Seek out every line containing the word "Riyuu", and copy each.

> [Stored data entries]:
[Start]

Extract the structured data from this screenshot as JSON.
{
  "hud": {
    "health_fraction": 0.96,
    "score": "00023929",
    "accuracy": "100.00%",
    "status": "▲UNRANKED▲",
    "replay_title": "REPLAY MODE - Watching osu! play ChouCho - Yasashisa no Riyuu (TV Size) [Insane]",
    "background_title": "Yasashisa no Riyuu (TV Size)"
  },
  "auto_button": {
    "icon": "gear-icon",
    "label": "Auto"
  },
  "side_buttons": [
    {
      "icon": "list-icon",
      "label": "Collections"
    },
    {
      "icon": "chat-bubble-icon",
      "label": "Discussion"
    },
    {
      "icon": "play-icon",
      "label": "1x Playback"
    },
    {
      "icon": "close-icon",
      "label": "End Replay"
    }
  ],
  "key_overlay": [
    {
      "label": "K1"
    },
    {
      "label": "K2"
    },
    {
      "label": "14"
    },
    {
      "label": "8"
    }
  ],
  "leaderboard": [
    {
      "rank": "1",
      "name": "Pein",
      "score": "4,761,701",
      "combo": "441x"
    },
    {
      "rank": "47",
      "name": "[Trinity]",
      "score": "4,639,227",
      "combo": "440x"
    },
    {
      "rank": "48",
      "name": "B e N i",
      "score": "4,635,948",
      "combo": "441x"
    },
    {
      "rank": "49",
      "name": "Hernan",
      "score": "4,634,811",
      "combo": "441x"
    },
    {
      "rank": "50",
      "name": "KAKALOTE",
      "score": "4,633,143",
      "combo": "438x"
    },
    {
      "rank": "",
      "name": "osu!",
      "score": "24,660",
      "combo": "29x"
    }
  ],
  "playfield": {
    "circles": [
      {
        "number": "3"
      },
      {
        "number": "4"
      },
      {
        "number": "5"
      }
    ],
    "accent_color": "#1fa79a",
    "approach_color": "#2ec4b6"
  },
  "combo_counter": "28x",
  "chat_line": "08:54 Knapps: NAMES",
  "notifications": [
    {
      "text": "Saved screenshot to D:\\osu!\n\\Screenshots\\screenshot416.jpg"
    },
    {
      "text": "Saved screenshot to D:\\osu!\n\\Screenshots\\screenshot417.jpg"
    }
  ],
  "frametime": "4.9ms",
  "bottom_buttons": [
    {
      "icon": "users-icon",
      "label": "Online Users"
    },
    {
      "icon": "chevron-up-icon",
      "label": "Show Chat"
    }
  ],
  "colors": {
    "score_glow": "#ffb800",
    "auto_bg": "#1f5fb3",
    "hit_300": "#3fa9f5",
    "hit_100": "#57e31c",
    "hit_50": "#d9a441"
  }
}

[End]

> [EXERCISE RESULT]:
    "replay_title": "REPLAY MODE - Watching osu! play ChouCho - Yasashisa no Riyuu (TV Size) [Insane]",
    "background_title": "Yasashisa no Riyuu (TV Size)"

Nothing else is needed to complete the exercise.